→ Task statement
Reproduce each line exactly. Skip none.

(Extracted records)
***

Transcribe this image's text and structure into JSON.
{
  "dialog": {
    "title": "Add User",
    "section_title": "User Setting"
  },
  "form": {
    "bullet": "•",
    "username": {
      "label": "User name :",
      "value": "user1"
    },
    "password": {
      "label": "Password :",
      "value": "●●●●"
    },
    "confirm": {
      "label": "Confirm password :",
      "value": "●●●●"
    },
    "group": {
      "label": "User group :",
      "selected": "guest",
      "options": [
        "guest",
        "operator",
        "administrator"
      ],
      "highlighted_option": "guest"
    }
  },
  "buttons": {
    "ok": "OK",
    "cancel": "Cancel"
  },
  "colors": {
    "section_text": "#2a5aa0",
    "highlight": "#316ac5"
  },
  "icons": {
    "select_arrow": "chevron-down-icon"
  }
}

***

→ Exercise result
Transcribe this image's text and structure into JSON.
{
  "dialog": {
    "title": "Add User",
    "section_title": "User Setting"
  },
  "form": {
    "bullet": "•",
    "username": {
      "label": "User name :",
      "value": "user1"
    },
    "password": {
      "label": "Password :",
      "value": "●●●●"
    },
    "confirm": {
      "label": "Confirm password :",
      "value": "●●●●"
    },
    "group": {
      "label": "User group :",
      "selected": "guest",
      "options": [
        "guest",
        "operator",
        "administrator"
      ],
      "highlighted_option": "guest"
    }
  },
  "buttons": {
    "ok": "OK",
    "cancel": "Cancel"
  },
  "colors": {
    "section_text": "#2a5aa0",
    "highlight": "#316ac5"
  },
  "icons": {
    "select_arrow": "chevron-down-icon"
  }
}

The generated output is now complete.